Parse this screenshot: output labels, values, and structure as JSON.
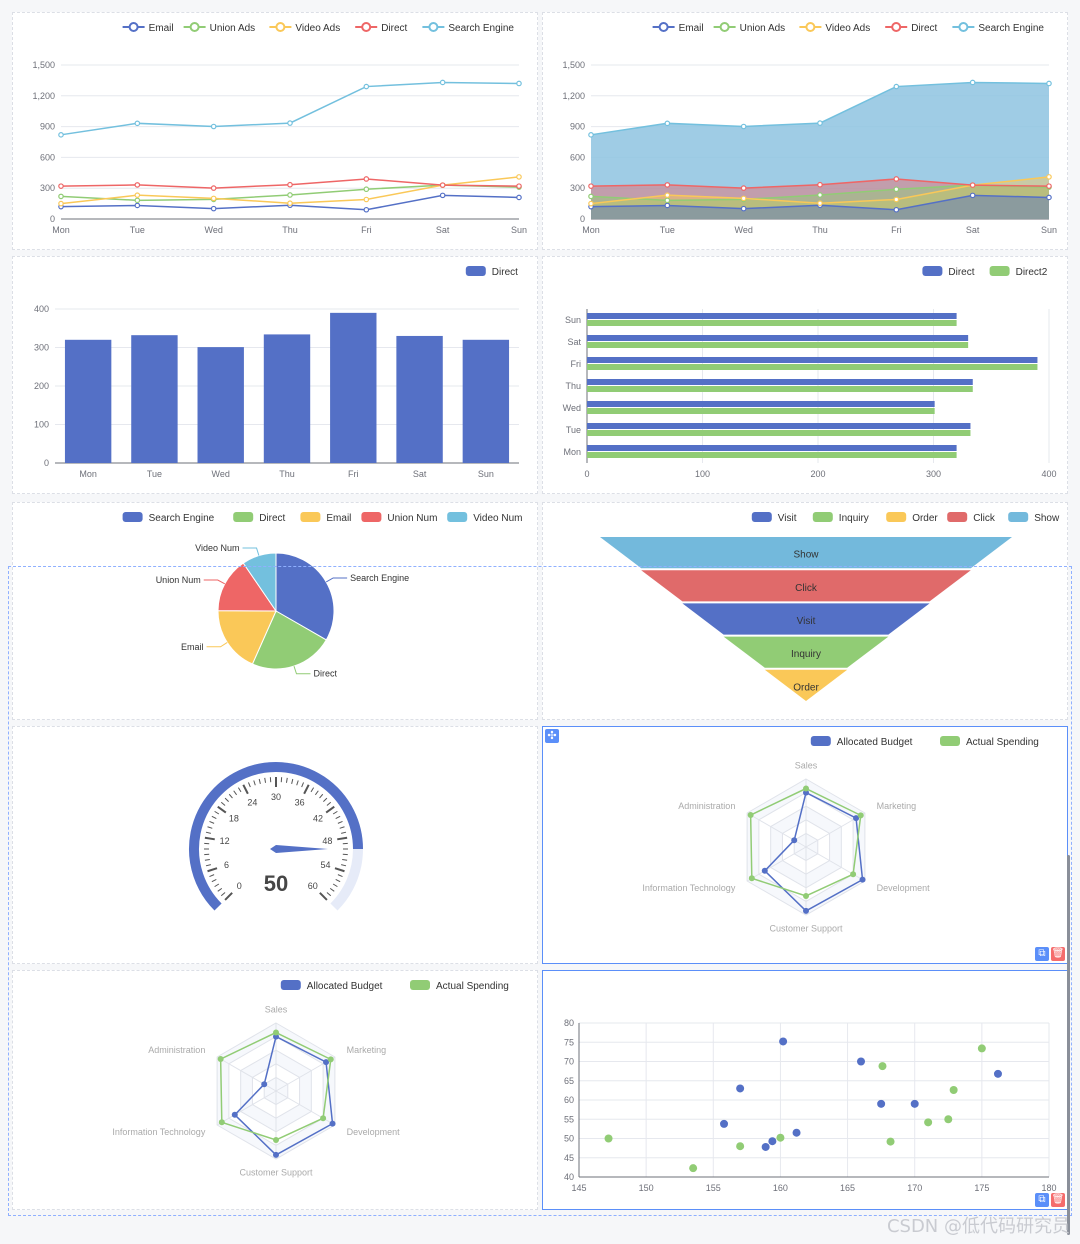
{
  "colors": {
    "blue": "#5470c6",
    "green": "#91cc75",
    "yellow": "#fac858",
    "red": "#ee6666",
    "cyan": "#73c0de",
    "area": "#8ec3e0",
    "funnelCyan": "#73b9dc",
    "funnelRed": "#e06a6a",
    "axis": "#6e7079",
    "grid": "#e6e8ee"
  },
  "icons": {
    "move": "✣",
    "copy": "⧉",
    "delete": "🗑"
  },
  "watermark": "CSDN @低代码研究员",
  "chart_data": [
    {
      "id": "line1",
      "type": "line",
      "categories": [
        "Mon",
        "Tue",
        "Wed",
        "Thu",
        "Fri",
        "Sat",
        "Sun"
      ],
      "legend": [
        "Email",
        "Union Ads",
        "Video Ads",
        "Direct",
        "Search Engine"
      ],
      "ylim": [
        0,
        1500
      ],
      "yticks": [
        "0",
        "300",
        "600",
        "900",
        "1,200",
        "1,500"
      ],
      "series": [
        {
          "name": "Email",
          "color": "#5470c6",
          "values": [
            120,
            132,
            101,
            134,
            90,
            230,
            210
          ]
        },
        {
          "name": "Union Ads",
          "color": "#91cc75",
          "values": [
            220,
            182,
            191,
            234,
            290,
            330,
            310
          ]
        },
        {
          "name": "Video Ads",
          "color": "#fac858",
          "values": [
            150,
            232,
            201,
            154,
            190,
            330,
            410
          ]
        },
        {
          "name": "Direct",
          "color": "#ee6666",
          "values": [
            320,
            332,
            301,
            334,
            390,
            330,
            320
          ]
        },
        {
          "name": "Search Engine",
          "color": "#73c0de",
          "values": [
            820,
            932,
            901,
            934,
            1290,
            1330,
            1320
          ]
        }
      ]
    },
    {
      "id": "area1",
      "type": "area",
      "categories": [
        "Mon",
        "Tue",
        "Wed",
        "Thu",
        "Fri",
        "Sat",
        "Sun"
      ],
      "legend": [
        "Email",
        "Union Ads",
        "Video Ads",
        "Direct",
        "Search Engine"
      ],
      "ylim": [
        0,
        1500
      ],
      "yticks": [
        "0",
        "300",
        "600",
        "900",
        "1,200",
        "1,500"
      ],
      "series": [
        {
          "name": "Email",
          "color": "#5470c6",
          "values": [
            120,
            132,
            101,
            134,
            90,
            230,
            210
          ]
        },
        {
          "name": "Union Ads",
          "color": "#91cc75",
          "values": [
            220,
            182,
            191,
            234,
            290,
            330,
            310
          ]
        },
        {
          "name": "Video Ads",
          "color": "#fac858",
          "values": [
            150,
            232,
            201,
            154,
            190,
            330,
            410
          ]
        },
        {
          "name": "Direct",
          "color": "#ee6666",
          "values": [
            320,
            332,
            301,
            334,
            390,
            330,
            320
          ]
        },
        {
          "name": "Search Engine",
          "color": "#73c0de",
          "values": [
            820,
            932,
            901,
            934,
            1290,
            1330,
            1320
          ]
        }
      ]
    },
    {
      "id": "bar1",
      "type": "bar",
      "categories": [
        "Mon",
        "Tue",
        "Wed",
        "Thu",
        "Fri",
        "Sat",
        "Sun"
      ],
      "legend": [
        "Direct"
      ],
      "ylim": [
        0,
        400
      ],
      "yticks": [
        "0",
        "100",
        "200",
        "300",
        "400"
      ],
      "series": [
        {
          "name": "Direct",
          "color": "#5470c6",
          "values": [
            320,
            332,
            301,
            334,
            390,
            330,
            320
          ]
        }
      ]
    },
    {
      "id": "hbar1",
      "type": "bar",
      "orientation": "horizontal",
      "categories": [
        "Mon",
        "Tue",
        "Wed",
        "Thu",
        "Fri",
        "Sat",
        "Sun"
      ],
      "legend": [
        "Direct",
        "Direct2"
      ],
      "xlim": [
        0,
        400
      ],
      "xticks": [
        "0",
        "100",
        "200",
        "300",
        "400"
      ],
      "series": [
        {
          "name": "Direct",
          "color": "#5470c6",
          "values": [
            320,
            332,
            301,
            334,
            390,
            330,
            320
          ]
        },
        {
          "name": "Direct2",
          "color": "#91cc75",
          "values": [
            320,
            332,
            301,
            334,
            390,
            330,
            320
          ]
        }
      ]
    },
    {
      "id": "pie1",
      "type": "pie",
      "legend": [
        "Search Engine",
        "Direct",
        "Email",
        "Union Num",
        "Video Num"
      ],
      "slices": [
        {
          "name": "Search Engine",
          "value": 1048,
          "color": "#5470c6"
        },
        {
          "name": "Direct",
          "value": 735,
          "color": "#91cc75"
        },
        {
          "name": "Email",
          "value": 580,
          "color": "#fac858"
        },
        {
          "name": "Union Num",
          "value": 484,
          "color": "#ee6666"
        },
        {
          "name": "Video Num",
          "value": 300,
          "color": "#73c0de"
        }
      ]
    },
    {
      "id": "funnel1",
      "type": "funnel",
      "legend": [
        "Visit",
        "Inquiry",
        "Order",
        "Click",
        "Show"
      ],
      "stages": [
        {
          "name": "Show",
          "value": 100,
          "color": "#73b9dc"
        },
        {
          "name": "Click",
          "value": 80,
          "color": "#e06a6a"
        },
        {
          "name": "Visit",
          "value": 60,
          "color": "#5470c6"
        },
        {
          "name": "Inquiry",
          "value": 40,
          "color": "#91cc75"
        },
        {
          "name": "Order",
          "value": 20,
          "color": "#fac858"
        }
      ]
    },
    {
      "id": "gauge1",
      "type": "gauge",
      "value": 50,
      "min": 0,
      "max": 60,
      "ticks": [
        "0",
        "6",
        "12",
        "18",
        "24",
        "30",
        "36",
        "42",
        "48",
        "54",
        "60"
      ]
    },
    {
      "id": "radar1",
      "type": "radar",
      "legend": [
        "Allocated Budget",
        "Actual Spending"
      ],
      "indicators": [
        "Sales",
        "Marketing",
        "Development",
        "Customer Support",
        "Information Technology",
        "Administration"
      ],
      "series": [
        {
          "name": "Allocated Budget",
          "color": "#5470c6",
          "values": [
            0.8,
            0.85,
            0.96,
            0.94,
            0.7,
            0.2
          ]
        },
        {
          "name": "Actual Spending",
          "color": "#91cc75",
          "values": [
            0.86,
            0.93,
            0.8,
            0.72,
            0.92,
            0.94
          ]
        }
      ]
    },
    {
      "id": "radar2",
      "type": "radar",
      "legend": [
        "Allocated Budget",
        "Actual Spending"
      ],
      "indicators": [
        "Sales",
        "Marketing",
        "Development",
        "Customer Support",
        "Information Technology",
        "Administration"
      ],
      "series": [
        {
          "name": "Allocated Budget",
          "color": "#5470c6",
          "values": [
            0.8,
            0.85,
            0.96,
            0.94,
            0.7,
            0.2
          ]
        },
        {
          "name": "Actual Spending",
          "color": "#91cc75",
          "values": [
            0.86,
            0.93,
            0.8,
            0.72,
            0.92,
            0.94
          ]
        }
      ]
    },
    {
      "id": "scatter1",
      "type": "scatter",
      "xlim": [
        145,
        180
      ],
      "ylim": [
        40,
        80
      ],
      "xticks": [
        "145",
        "150",
        "155",
        "160",
        "165",
        "170",
        "175",
        "180"
      ],
      "yticks": [
        "40",
        "45",
        "50",
        "55",
        "60",
        "65",
        "70",
        "75",
        "80"
      ],
      "series": [
        {
          "name": "",
          "color": "#5470c6",
          "points": [
            [
              160.2,
              75.2
            ],
            [
              157,
              63
            ],
            [
              155.8,
              53.8
            ],
            [
              158.9,
              47.8
            ],
            [
              159.4,
              49.3
            ],
            [
              161.2,
              51.5
            ],
            [
              166,
              70
            ],
            [
              167.5,
              59
            ],
            [
              170,
              59
            ],
            [
              176.2,
              66.8
            ]
          ]
        },
        {
          "name": "",
          "color": "#91cc75",
          "points": [
            [
              147.2,
              50
            ],
            [
              153.5,
              42.3
            ],
            [
              157,
              48
            ],
            [
              160,
              50.2
            ],
            [
              167.6,
              68.8
            ],
            [
              168.2,
              49.2
            ],
            [
              171,
              54.2
            ],
            [
              172.5,
              55
            ],
            [
              172.9,
              62.6
            ],
            [
              175,
              73.4
            ]
          ]
        }
      ]
    }
  ]
}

# [WHAT IS BEING ASKED]
Where a line of the material above holds the string "type", copy that line.

# [OUTPUT FOR THIS EXERCISE]
      "type": "line",
      "type": "area",
      "type": "bar",
      "type": "bar",
      "type": "pie",
      "type": "funnel",
      "type": "gauge",
      "type": "radar",
      "type": "radar",
      "type": "scatter",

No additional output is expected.